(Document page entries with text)
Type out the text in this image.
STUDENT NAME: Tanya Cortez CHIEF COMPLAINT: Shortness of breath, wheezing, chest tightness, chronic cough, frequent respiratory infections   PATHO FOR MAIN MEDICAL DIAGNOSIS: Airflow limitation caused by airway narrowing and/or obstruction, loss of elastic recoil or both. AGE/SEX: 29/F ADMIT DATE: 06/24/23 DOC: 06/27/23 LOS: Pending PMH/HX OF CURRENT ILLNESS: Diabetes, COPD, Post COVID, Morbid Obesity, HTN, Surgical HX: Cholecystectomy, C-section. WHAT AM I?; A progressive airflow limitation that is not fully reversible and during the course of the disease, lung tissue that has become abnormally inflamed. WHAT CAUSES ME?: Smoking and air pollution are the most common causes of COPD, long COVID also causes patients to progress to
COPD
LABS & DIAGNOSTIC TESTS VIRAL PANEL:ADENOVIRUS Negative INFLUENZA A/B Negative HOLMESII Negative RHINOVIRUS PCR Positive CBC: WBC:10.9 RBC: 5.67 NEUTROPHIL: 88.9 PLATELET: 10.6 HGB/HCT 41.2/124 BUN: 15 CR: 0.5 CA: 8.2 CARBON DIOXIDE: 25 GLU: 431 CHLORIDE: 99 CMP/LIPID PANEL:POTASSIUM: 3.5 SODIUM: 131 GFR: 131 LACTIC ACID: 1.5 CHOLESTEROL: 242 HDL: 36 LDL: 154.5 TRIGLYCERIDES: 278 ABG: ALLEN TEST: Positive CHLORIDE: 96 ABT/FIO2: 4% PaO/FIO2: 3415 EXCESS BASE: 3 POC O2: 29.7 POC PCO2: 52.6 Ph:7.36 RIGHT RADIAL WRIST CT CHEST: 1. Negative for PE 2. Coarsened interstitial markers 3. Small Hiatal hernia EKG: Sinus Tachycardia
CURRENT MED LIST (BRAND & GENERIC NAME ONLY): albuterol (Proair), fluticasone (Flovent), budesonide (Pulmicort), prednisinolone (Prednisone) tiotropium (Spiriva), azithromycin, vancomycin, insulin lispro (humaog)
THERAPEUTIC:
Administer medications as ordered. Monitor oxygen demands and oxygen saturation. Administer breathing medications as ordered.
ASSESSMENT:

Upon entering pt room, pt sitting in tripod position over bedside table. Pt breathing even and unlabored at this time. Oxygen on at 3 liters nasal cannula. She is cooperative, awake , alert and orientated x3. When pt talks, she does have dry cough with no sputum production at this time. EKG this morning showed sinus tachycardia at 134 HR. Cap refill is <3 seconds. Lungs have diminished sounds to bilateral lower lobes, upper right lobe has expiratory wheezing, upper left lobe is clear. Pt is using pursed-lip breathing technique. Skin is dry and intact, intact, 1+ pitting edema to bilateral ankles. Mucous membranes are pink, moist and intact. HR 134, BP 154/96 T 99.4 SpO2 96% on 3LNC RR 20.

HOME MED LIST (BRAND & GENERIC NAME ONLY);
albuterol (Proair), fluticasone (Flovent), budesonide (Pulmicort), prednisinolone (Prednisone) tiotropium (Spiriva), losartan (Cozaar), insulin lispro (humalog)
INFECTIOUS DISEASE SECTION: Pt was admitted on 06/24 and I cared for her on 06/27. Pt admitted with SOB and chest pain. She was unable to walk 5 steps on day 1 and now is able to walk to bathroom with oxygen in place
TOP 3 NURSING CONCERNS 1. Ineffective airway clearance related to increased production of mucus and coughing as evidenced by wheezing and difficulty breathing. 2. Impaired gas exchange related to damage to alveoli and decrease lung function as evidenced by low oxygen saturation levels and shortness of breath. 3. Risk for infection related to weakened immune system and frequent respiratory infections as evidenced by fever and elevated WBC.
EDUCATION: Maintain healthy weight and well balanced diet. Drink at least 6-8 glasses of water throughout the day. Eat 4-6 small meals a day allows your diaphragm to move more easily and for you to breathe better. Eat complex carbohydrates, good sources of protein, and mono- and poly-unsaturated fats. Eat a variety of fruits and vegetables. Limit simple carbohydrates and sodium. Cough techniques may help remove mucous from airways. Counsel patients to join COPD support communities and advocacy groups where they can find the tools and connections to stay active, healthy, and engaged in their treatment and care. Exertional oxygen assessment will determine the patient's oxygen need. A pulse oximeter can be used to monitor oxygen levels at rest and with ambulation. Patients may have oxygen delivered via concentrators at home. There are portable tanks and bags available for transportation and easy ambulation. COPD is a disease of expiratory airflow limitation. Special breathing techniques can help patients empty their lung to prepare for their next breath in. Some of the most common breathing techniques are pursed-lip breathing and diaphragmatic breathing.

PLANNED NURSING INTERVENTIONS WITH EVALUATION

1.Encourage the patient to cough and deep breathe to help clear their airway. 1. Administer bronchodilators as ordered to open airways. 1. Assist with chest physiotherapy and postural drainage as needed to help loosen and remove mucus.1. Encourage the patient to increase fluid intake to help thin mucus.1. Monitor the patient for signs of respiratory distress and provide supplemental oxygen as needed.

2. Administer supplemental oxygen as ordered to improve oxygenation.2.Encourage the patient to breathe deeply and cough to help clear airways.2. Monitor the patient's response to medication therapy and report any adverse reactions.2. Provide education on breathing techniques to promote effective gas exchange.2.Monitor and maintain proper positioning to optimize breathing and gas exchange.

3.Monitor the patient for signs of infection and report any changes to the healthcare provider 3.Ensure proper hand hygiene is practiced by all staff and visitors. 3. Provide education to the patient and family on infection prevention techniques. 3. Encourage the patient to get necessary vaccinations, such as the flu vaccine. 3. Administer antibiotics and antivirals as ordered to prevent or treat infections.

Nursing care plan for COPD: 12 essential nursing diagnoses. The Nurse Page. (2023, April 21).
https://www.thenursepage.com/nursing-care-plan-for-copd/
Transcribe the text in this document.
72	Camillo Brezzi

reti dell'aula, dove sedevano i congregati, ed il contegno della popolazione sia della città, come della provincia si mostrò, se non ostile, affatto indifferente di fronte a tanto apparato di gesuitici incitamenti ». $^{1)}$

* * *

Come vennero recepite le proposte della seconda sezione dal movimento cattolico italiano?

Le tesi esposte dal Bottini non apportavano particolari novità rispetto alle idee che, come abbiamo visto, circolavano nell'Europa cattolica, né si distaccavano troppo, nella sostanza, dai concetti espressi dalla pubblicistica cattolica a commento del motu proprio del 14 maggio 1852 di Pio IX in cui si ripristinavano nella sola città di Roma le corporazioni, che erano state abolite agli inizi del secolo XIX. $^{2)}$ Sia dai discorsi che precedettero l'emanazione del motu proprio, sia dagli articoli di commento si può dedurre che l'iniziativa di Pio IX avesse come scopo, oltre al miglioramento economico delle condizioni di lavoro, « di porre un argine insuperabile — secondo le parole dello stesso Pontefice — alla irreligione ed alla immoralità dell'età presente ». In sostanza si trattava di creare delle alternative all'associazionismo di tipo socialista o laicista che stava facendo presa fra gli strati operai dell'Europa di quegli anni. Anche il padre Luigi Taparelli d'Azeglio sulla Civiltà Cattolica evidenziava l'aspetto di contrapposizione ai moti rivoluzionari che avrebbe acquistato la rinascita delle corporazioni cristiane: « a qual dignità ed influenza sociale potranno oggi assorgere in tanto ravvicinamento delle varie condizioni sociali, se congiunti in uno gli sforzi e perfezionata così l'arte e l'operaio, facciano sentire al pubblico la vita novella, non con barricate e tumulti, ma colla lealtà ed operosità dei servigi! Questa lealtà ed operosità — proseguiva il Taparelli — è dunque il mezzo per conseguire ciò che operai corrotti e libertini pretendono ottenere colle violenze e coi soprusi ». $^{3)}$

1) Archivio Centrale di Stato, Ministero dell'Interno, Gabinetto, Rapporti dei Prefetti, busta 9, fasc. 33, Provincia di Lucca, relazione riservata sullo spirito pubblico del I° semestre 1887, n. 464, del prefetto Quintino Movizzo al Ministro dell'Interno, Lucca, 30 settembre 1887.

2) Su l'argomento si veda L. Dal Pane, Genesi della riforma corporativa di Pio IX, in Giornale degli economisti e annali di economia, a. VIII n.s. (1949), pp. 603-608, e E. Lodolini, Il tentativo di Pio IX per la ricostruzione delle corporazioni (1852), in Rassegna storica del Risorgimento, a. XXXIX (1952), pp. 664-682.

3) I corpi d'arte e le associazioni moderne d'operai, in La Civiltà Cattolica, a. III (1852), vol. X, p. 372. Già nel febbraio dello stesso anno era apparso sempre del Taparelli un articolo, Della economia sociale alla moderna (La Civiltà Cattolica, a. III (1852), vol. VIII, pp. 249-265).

● **EXERCISE GOAL**
Show every line from the entries that includes the word "Encourage".

● **RESPONSE TO THIS EXERCISE**
1.Encourage the patient to cough and deep breathe to help clear their airway. 1. Administer bronchodilators as ordered to open airways. 1. Assist with chest physiotherapy and postural drainage as needed to help loosen and remove mucus.1. Encourage the patient to increase fluid intake to help thin mucus.1. Monitor the patient for signs of respiratory distress and provide supplemental oxygen as needed.
2. Administer supplemental oxygen as ordered to improve oxygenation.2.Encourage the patient to breathe deeply and cough to help clear airways.2. Monitor the patient's response to medication therapy and report any adverse reactions.2. Provide education on breathing techniques to promote effective gas exchange.2.Monitor and maintain proper positioning to optimize breathing and gas exchange.
3.Monitor the patient for signs of infection and report any changes to the healthcare provider 3.Ensure proper hand hygiene is practiced by all staff and visitors. 3. Provide education to the patient and family on infection prevention techniques. 3. Encourage the patient to get necessary vaccinations, such as the flu vaccine. 3. Administer antibiotics and antivirals as ordered to prevent or treat infections.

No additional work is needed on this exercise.